Required task: Give a count of the lines below that have the string "Livestock" in them, with no other words.

:::::

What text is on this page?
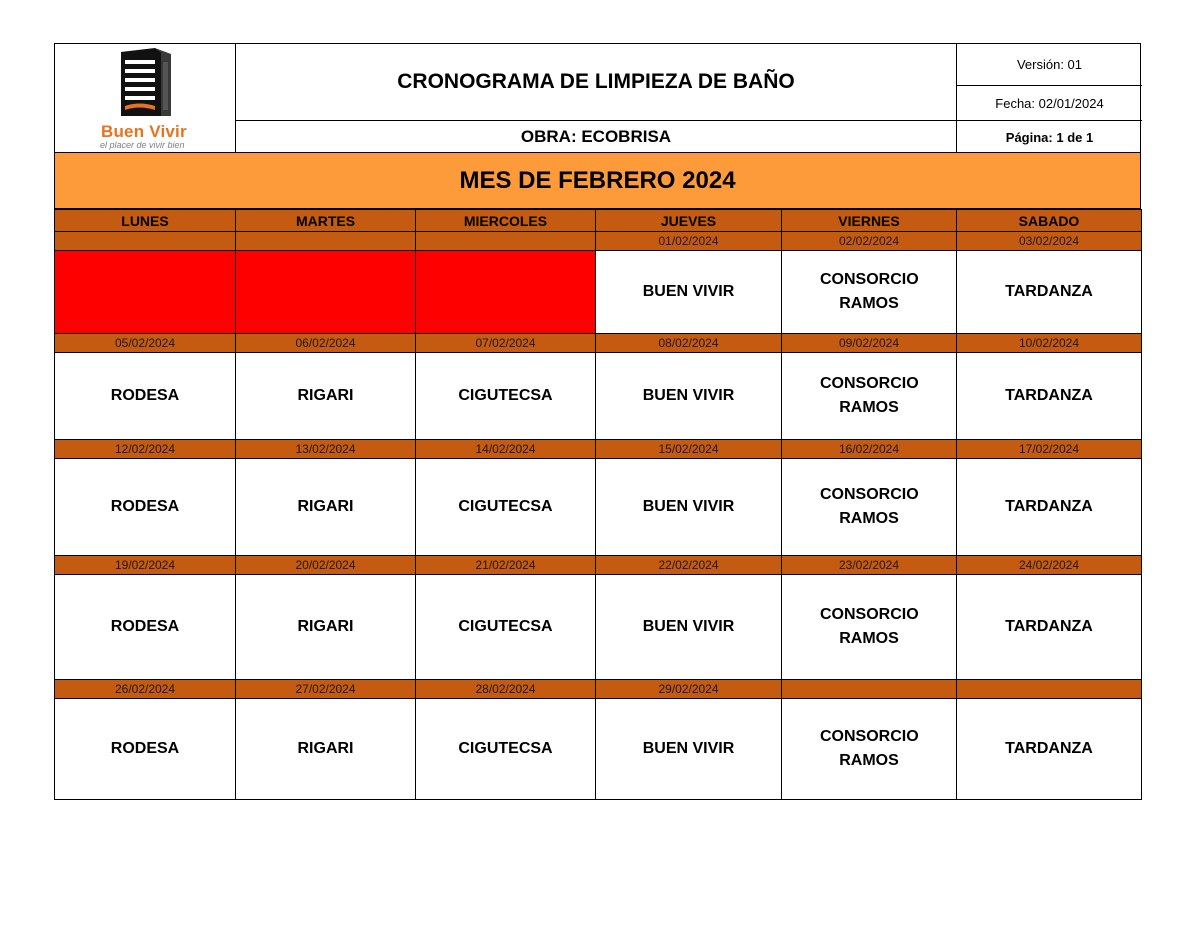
Buen Vivir
el placer de vivir bien
CRONOGRAMA DE LIMPIEZA DE BAÑO
OBRA: ECOBRISA
Versión: 01
Fecha: 02/01/2024
Página: 1 de 1
MES DE FEBRERO 2024
LUNES	MARTES	MIERCOLES	JUEVES	VIERNES	SABADO
			01/02/2024	02/02/2024	03/02/2024
			BUEN VIVIR	CONSORCIO RAMOS	TARDANZA
05/02/2024	06/02/2024	07/02/2024	08/02/2024	09/02/2024	10/02/2024
RODESA	RIGARI	CIGUTECSA	BUEN VIVIR	CONSORCIO RAMOS	TARDANZA
12/02/2024	13/02/2024	14/02/2024	15/02/2024	16/02/2024	17/02/2024
RODESA	RIGARI	CIGUTECSA	BUEN VIVIR	CONSORCIO RAMOS	TARDANZA
19/02/2024	20/02/2024	21/02/2024	22/02/2024	23/02/2024	24/02/2024
RODESA	RIGARI	CIGUTECSA	BUEN VIVIR	CONSORCIO RAMOS	TARDANZA
26/02/2024	27/02/2024	28/02/2024	29/02/2024		
RODESA	RIGARI	CIGUTECSA	BUEN VIVIR	CONSORCIO RAMOS	TARDANZA
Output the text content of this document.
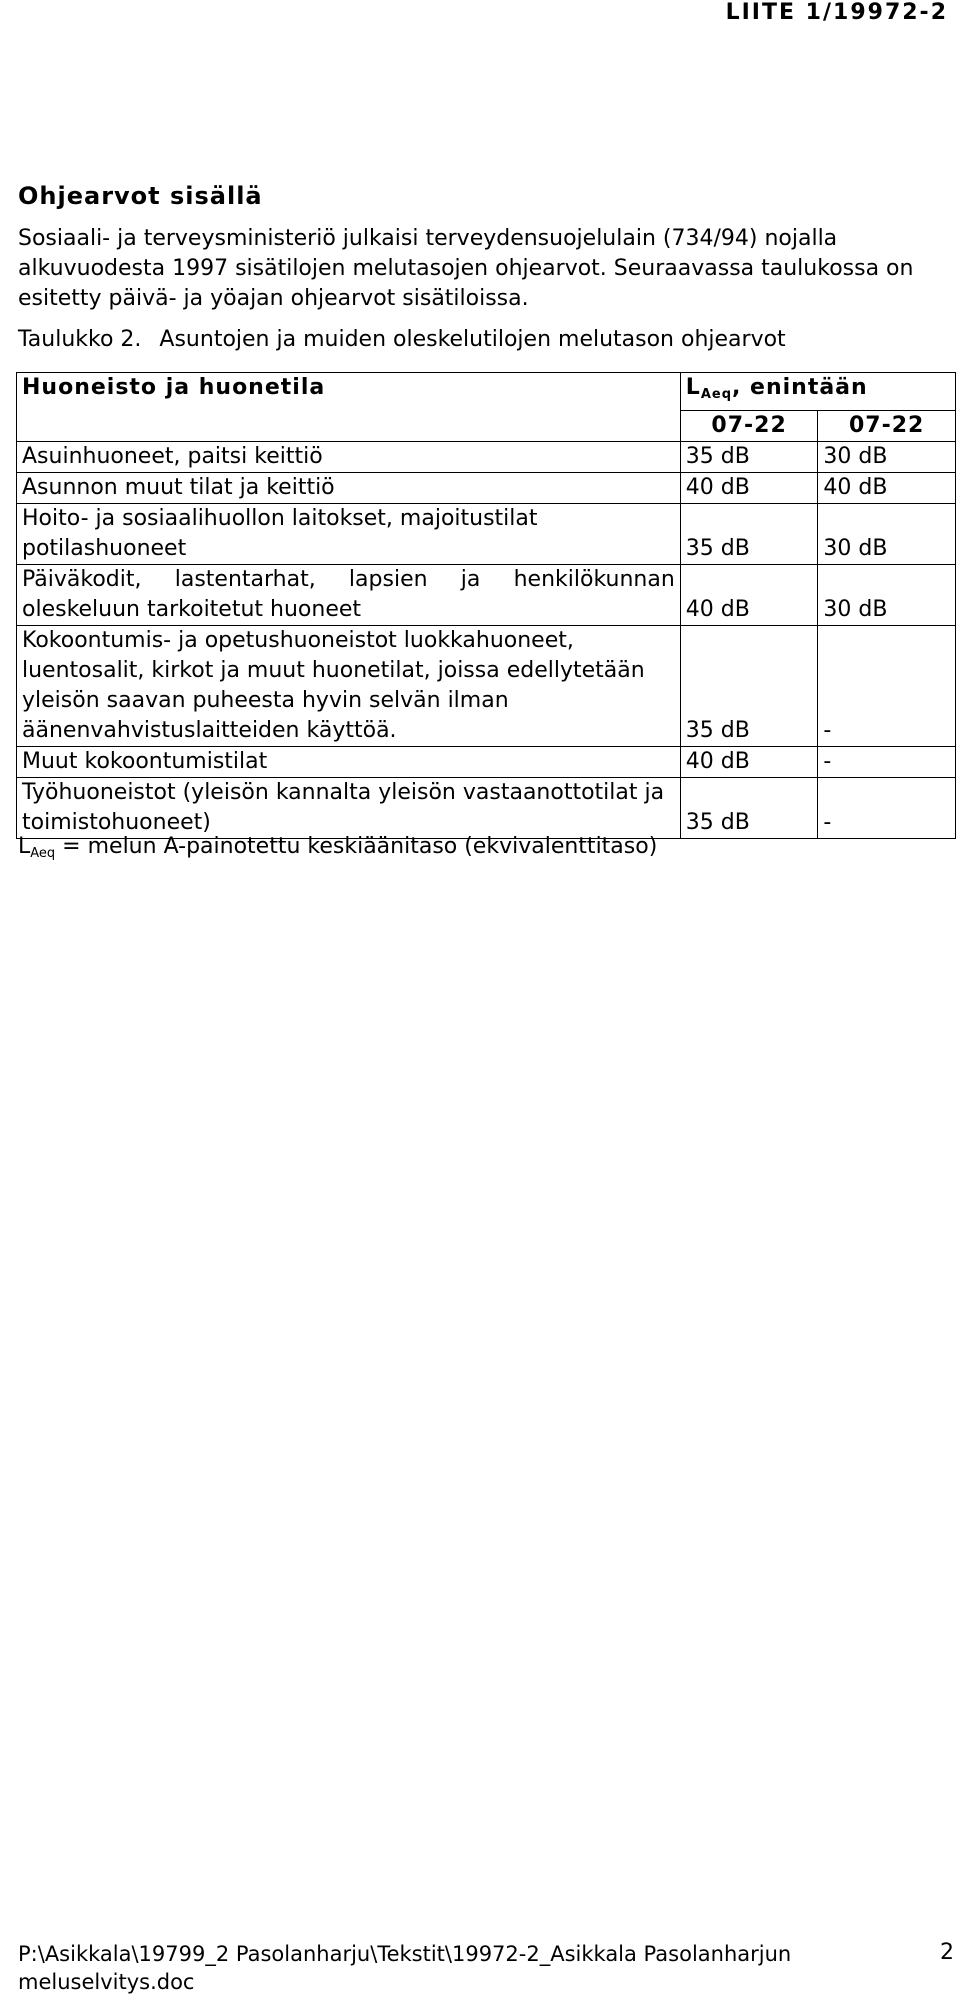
LIITE 1/19972-2
Ohjearvot sisällä
Sosiaali- ja terveysministeriö julkaisi terveydensuojelulain (734/94) nojalla alkuvuodesta 1997 sisätilojen melutasojen ohjearvot. Seuraavassa taulukossa on esitetty päivä- ja yöajan ohjearvot sisätiloissa.
Taulukko 2. Asuntojen ja muiden oleskelutilojen melutason ohjearvot
Huoneisto ja huonetila	$L_{Aeq}$, enintään	
	07-22	07-22
Asuinhuoneet, paitsi keittiö	35 dB	30 dB
Asunnon muut tilat ja keittiö	40 dB	40 dB
Hoito- ja sosiaalihuollon laitokset, majoitustilat potilashuoneet	35 dB	30 dB
Päiväkodit, lastentarhat, lapsien ja henkilökunnan oleskeluun tarkoitetut huoneet	40 dB	30 dB
Kokoontumis- ja opetushuoneistot luokkahuoneet, luentosalit, kirkot ja muut huonetilat, joissa edellytetään yleisön saavan puheesta hyvin selvän ilman äänenvahvistuslaitteiden käyttöä.	35 dB	-
Muut kokoontumistilat	40 dB	-
Työhuoneistot (yleisön kannalta yleisön vastaanottotilat ja toimistohuoneet)	35 dB	-
$L_{Aeq}$ = melun A-painotettu keskiäänitaso (ekvivalenttitaso)
P:\Asikkala\19799_2 Pasolanharju\Tekstit\19972-2_Asikkala Pasolanharjun meluselvitys.doc
2
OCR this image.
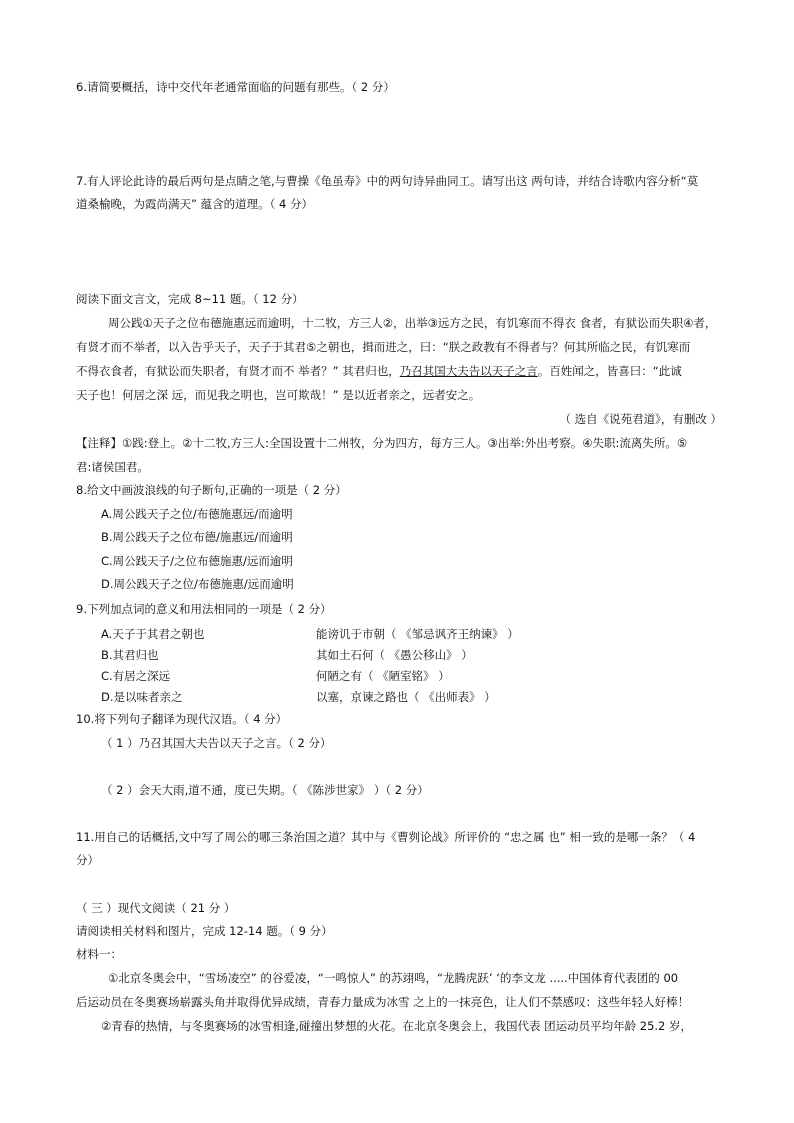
6.请简要概括，诗中交代年老通常面临的问题有那些。（ 2 分）
7.有人评论此诗的最后两句是点睛之笔,与曹操《龟虽寿》中的两句诗异曲同工。请写出这 两句诗，并结合诗歌内容分析“莫
道桑榆晚，为霞尚满天” 蕴含的道理。（ 4 分）
阅读下面文言文，完成 8~11 题。（ 12 分）
周公践①天子之位布德施惠远而逾明，十二牧，方三人②，出举③远方之民，有饥寒而不得衣 食者，有狱讼而失职④者，
有贤才而不举者，以入告乎天子，天子于其君⑤之朝也，揖而进之，曰：“朕之政教有不得者与？何其所临之民，有饥寒而
不得衣食者，有狱讼而失职者，有贤才而不 举者？” 其君归也，乃召其国大夫告以天子之言。百姓闻之，皆喜曰：“此诚
天子也！何居之深 远，而见我之明也，岂可欺哉！” 是以近者亲之，远者安之。
（ 选自《说苑君道》，有删改 ）
【注释】①践:登上。②十二牧,方三人:全国设置十二州牧，分为四方，每方三人。③出举:外出考察。④失职:流离失所。⑤
君:诸侯国君。
8.给文中画波浪线的句子断句,正确的一项是（ 2 分）
A.周公践天子之位/布德施惠远/而逾明
B.周公践天子之位布德/施惠远/而逾明
C.周公践天子/之位布德施惠/远而逾明
D.周公践天子之位/布德施惠/远而逾明
9.下列加点词的意义和用法相同的一项是（ 2 分）
A.天子于其君之朝也	能谤讥于市朝（ 《邹忌讽齐王纳谏》 ）
B.其君归也	其如土石何（ 《愚公移山》 ）
C.有居之深远	何陋之有（ 《陋室铭》 ）
D.是以味者亲之	以塞，京谏之路也（ 《出师表》 ）
10.将下列句子翻译为现代汉语。（ 4 分）
（ 1 ）乃召其国大夫告以天子之言。（ 2 分）
（ 2 ）会天大雨,道不通，度已失期。（ 《陈涉世家》 ）（ 2 分）
11.用自己的话概括,文中写了周公的哪三条治国之道？其中与《曹刿论战》所评价的 “忠之属 也” 相一致的是哪一条？（ 4
分）
（ 三 ）现代文阅读（ 21 分 ）
请阅读相关材料和图片，完成 12-14 题。（ 9 分）
材料一：
①北京冬奥会中，“雪场凌空” 的谷爱凌，“一鸣惊人” 的苏翊鸣，“龙腾虎跃’ ‘的李文龙 .....中国体育代表团的 00
后运动员在冬奥赛场崭露头角并取得优异成绩，青春力量成为冰雪 之上的一抹亮色，让人们不禁感叹：这些年轻人好棒！
②青春的热情，与冬奥赛场的冰雪相逢,碰撞出梦想的火花。在北京冬奥会上，我国代表 团运动员平均年龄 25.2 岁，
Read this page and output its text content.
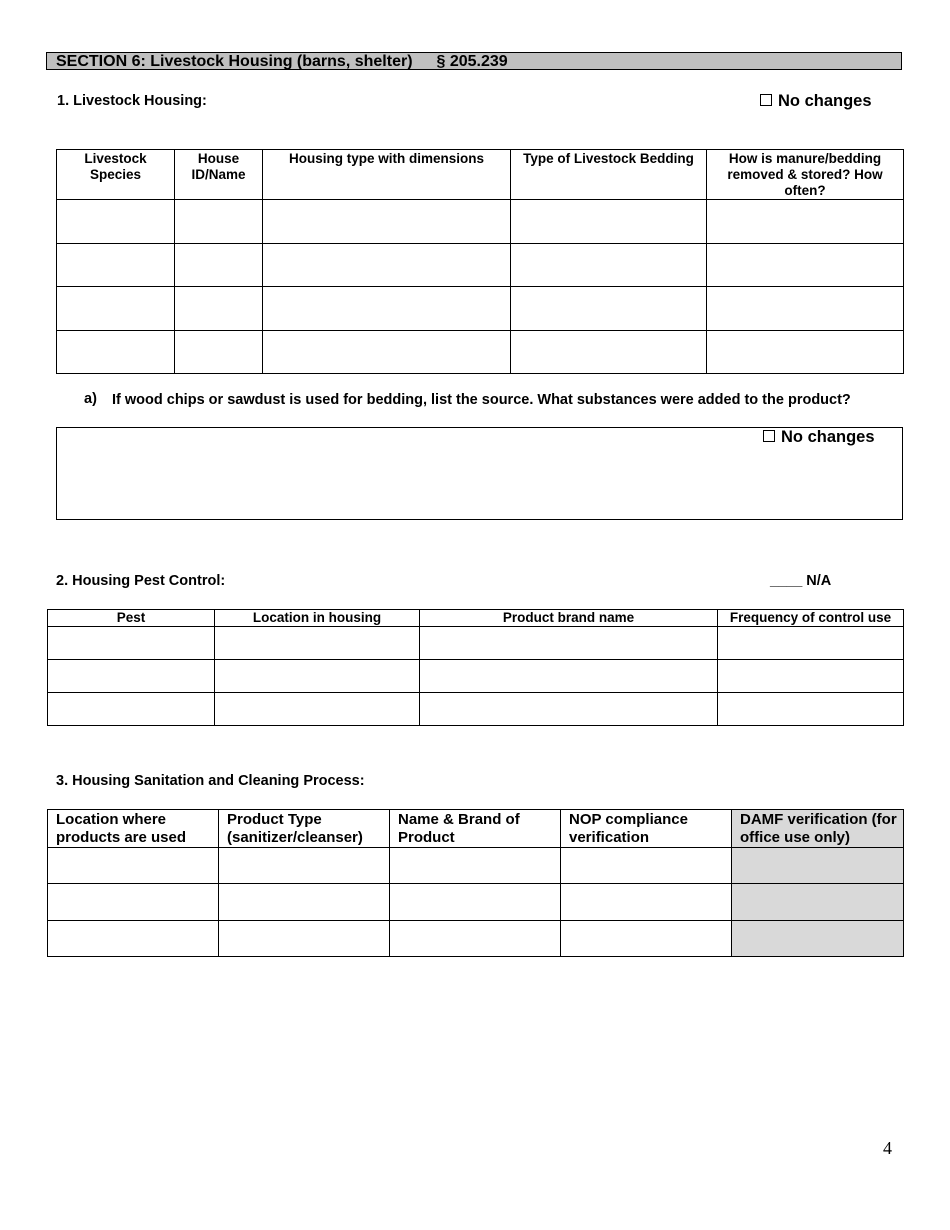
SECTION 6: Livestock Housing (barns, shelter) § 205.239
1. Livestock Housing:	No changes
Livestock Species	House ID/Name	Housing type with dimensions	Type of Livestock Bedding	How is manure/bedding removed & stored? How often?

a) If wood chips or sawdust is used for bedding, list the source. What substances were added to the product?
No changes
2. Housing Pest Control:	____ N/A
Pest	Location in housing	Product brand name	Frequency of control use

3. Housing Sanitation and Cleaning Process:
Location where products are used	Product Type (sanitizer/cleanser)	Name & Brand of Product	NOP compliance verification	DAMF verification (for office use only)

4
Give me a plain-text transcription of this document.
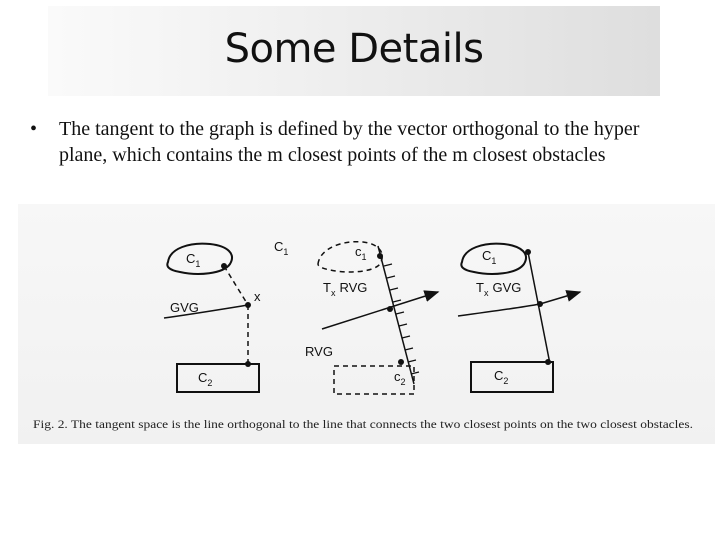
Some Details
• The tangent to the graph is defined by the vector orthogonal to the hyper plane, which contains the m closest points of the m closest obstacles
$C_1$
$C_1$
x
GVG
$C_2$
$c_1$
$T_x$ RVG
RVG
$c_2$
$C_1$
$T_x$ GVG
$C_2$
Fig. 2. The tangent space is the line orthogonal to the line that connects the two closest points on the two closest obstacles.
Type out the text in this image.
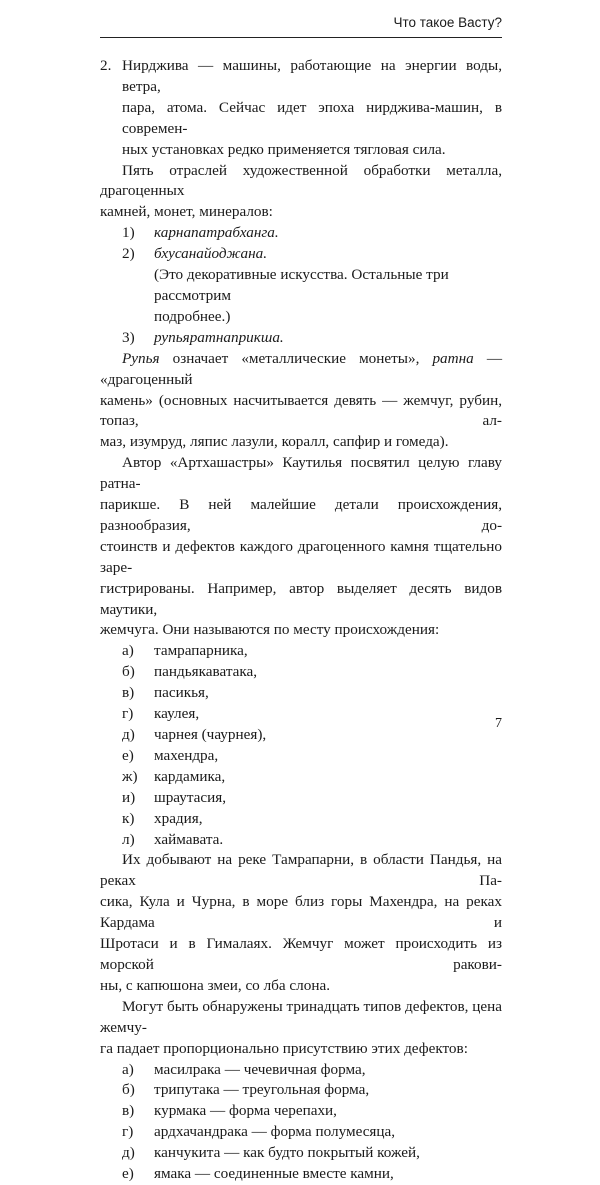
Что такое Васту?
2. Нирджива — машины, работающие на энергии воды, ветра,

пара, атома. Сейчас идет эпоха нирджива-машин, в современ-

ных установках редко применяется тягловая сила.

Пять отраслей художественной обработки металла, драгоценных

камней, монет, минералов:

1)	карнапатрабханга.
2)	бхусанайоджана.

(Это декоративные искусства. Остальные три рассмотрим

подробнее.)

3)	рупьяратнаприкша.

Рупья означает «металлические монеты», ратна — «драгоценный

камень» (основных насчитывается девять — жемчуг, рубин, топаз, ал-

маз, изумруд, ляпис лазули, коралл, сапфир и гомеда).

Автор «Артхашастры» Каутилья посвятил целую главу ратна-

парикше. В ней малейшие детали происхождения, разнообразия, до-

стоинств и дефектов каждого драгоценного камня тщательно заре-

гистрированы. Например, автор выделяет десять видов маутики,

жемчуга. Они называются по месту происхождения:

а)	тамрапарника,
б)	пандьякаватака,
в)	пасикья,
г)	каулея,
д)	чарнея (чаурнея),
е)	махендра,
ж)	кардамика,
и)	шраутасия,
к)	храдия,
л)	хаймавата.

Их добывают на реке Тамрапарни, в области Пандья, на реках Па-

сика, Кула и Чурна, в море близ горы Махендра, на реках Кардама и

Шротаси и в Гималаях. Жемчуг может происходить из морской ракови-

ны, с капюшона змеи, со лба слона.

Могут быть обнаружены тринадцать типов дефектов, цена жемчу-

га падает пропорционально присутствию этих дефектов:

а)	масилрака — чечевичная форма,
б)	трипутака — треугольная форма,
в)	курмака — форма черепахи,
г)	ардхачандрака — форма полумесяца,
д)	канчукита — как будто покрытый кожей,
е)	ямака — соединенные вместе камни,
7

:::::

Final result: 3